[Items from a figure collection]
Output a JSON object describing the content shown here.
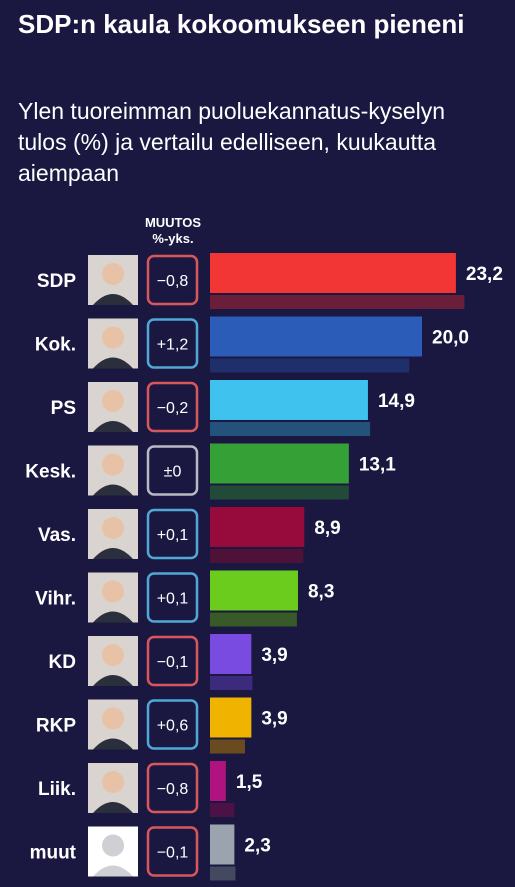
{
  "title": "SDP:n kaula kokoomukseen pieneni",
  "subtitle": "Ylen tuoreimman puoluekannatus-kyselyn tulos (%) ja vertailu edelliseen, kuukautta aiempaan",
  "change_header": {
    "line1": "MUUTOS",
    "line2": "%-yks."
  },
  "colors": {
    "background": "#1a1841",
    "change_negative": "#d9575c",
    "change_positive": "#4fa8d6",
    "change_zero": "#b9b9c4"
  },
  "chart_data": {
    "type": "bar",
    "orientation": "horizontal",
    "series": [
      {
        "name": "current",
        "values": [
          23.2,
          20.0,
          14.9,
          13.1,
          8.9,
          8.3,
          3.9,
          3.9,
          1.5,
          2.3
        ]
      },
      {
        "name": "previous",
        "values": [
          24.0,
          18.8,
          15.1,
          13.1,
          8.8,
          8.2,
          4.0,
          3.3,
          2.3,
          2.4
        ]
      }
    ],
    "categories": [
      "SDP",
      "Kok.",
      "PS",
      "Kesk.",
      "Vas.",
      "Vihr.",
      "KD",
      "RKP",
      "Liik.",
      "muut"
    ],
    "value_labels": [
      "23,2",
      "20,0",
      "14,9",
      "13,1",
      "8,9",
      "8,3",
      "3,9",
      "3,9",
      "1,5",
      "2,3"
    ],
    "changes": [
      "−0,8",
      "+1,2",
      "−0,2",
      "±0",
      "+0,1",
      "+0,1",
      "−0,1",
      "+0,6",
      "−0,8",
      "−0,1"
    ],
    "change_sign": [
      "negative",
      "positive",
      "negative",
      "zero",
      "positive",
      "positive",
      "negative",
      "positive",
      "negative",
      "negative"
    ],
    "bar_colors": [
      "#f23535",
      "#2a5cb8",
      "#3fc2ee",
      "#35a035",
      "#960a3c",
      "#6ccc1e",
      "#7a4be0",
      "#f0b400",
      "#b0127f",
      "#9aa3ae"
    ],
    "prev_bar_colors": [
      "#6a1e3a",
      "#1f2f6b",
      "#23527a",
      "#214a39",
      "#4e1239",
      "#375a28",
      "#3c2a7c",
      "#6a4b1f",
      "#4c1246",
      "#43495e"
    ],
    "xlim": [
      0,
      24
    ]
  }
}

TASK:
Write out all the entries exactly, except for the pictures.

EXPECTED ANSWER:
Output a JSON object describing the content shown here.
{
  "title": "SDP:n kaula kokoomukseen pieneni",
  "subtitle": "Ylen tuoreimman puoluekannatus-kyselyn tulos (%) ja vertailu edelliseen, kuukautta aiempaan",
  "change_header": {
    "line1": "MUUTOS",
    "line2": "%-yks."
  },
  "colors": {
    "background": "#1a1841",
    "change_negative": "#d9575c",
    "change_positive": "#4fa8d6",
    "change_zero": "#b9b9c4"
  },
  "chart_data": {
    "type": "bar",
    "orientation": "horizontal",
    "series": [
      {
        "name": "current",
        "values": [
          23.2,
          20.0,
          14.9,
          13.1,
          8.9,
          8.3,
          3.9,
          3.9,
          1.5,
          2.3
        ]
      },
      {
        "name": "previous",
        "values": [
          24.0,
          18.8,
          15.1,
          13.1,
          8.8,
          8.2,
          4.0,
          3.3,
          2.3,
          2.4
        ]
      }
    ],
    "categories": [
      "SDP",
      "Kok.",
      "PS",
      "Kesk.",
      "Vas.",
      "Vihr.",
      "KD",
      "RKP",
      "Liik.",
      "muut"
    ],
    "value_labels": [
      "23,2",
      "20,0",
      "14,9",
      "13,1",
      "8,9",
      "8,3",
      "3,9",
      "3,9",
      "1,5",
      "2,3"
    ],
    "changes": [
      "−0,8",
      "+1,2",
      "−0,2",
      "±0",
      "+0,1",
      "+0,1",
      "−0,1",
      "+0,6",
      "−0,8",
      "−0,1"
    ],
    "change_sign": [
      "negative",
      "positive",
      "negative",
      "zero",
      "positive",
      "positive",
      "negative",
      "positive",
      "negative",
      "negative"
    ],
    "bar_colors": [
      "#f23535",
      "#2a5cb8",
      "#3fc2ee",
      "#35a035",
      "#960a3c",
      "#6ccc1e",
      "#7a4be0",
      "#f0b400",
      "#b0127f",
      "#9aa3ae"
    ],
    "prev_bar_colors": [
      "#6a1e3a",
      "#1f2f6b",
      "#23527a",
      "#214a39",
      "#4e1239",
      "#375a28",
      "#3c2a7c",
      "#6a4b1f",
      "#4c1246",
      "#43495e"
    ],
    "xlim": [
      0,
      24
    ]
  }
}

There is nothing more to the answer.